-- DIRECTIVE --
Find the lines below that contain the string "this". Copy each one.

-- Collected data entries --
☆ ☆ ☆ ☆ ☆

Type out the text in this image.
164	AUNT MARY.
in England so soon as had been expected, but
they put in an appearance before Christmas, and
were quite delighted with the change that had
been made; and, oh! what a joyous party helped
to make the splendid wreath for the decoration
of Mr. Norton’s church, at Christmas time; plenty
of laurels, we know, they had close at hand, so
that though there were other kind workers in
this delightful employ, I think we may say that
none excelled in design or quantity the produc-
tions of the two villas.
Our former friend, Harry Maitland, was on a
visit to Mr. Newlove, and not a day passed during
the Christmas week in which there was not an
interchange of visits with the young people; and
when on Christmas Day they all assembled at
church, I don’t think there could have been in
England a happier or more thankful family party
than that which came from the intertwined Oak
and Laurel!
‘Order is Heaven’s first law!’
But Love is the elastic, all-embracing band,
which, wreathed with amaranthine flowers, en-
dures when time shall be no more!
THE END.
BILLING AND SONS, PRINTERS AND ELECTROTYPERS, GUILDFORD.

☆ ☆ ☆ ☆ ☆

-- REPLY TO THE TASK --
Type out the text in this image.
this delightful employ, I think we may say that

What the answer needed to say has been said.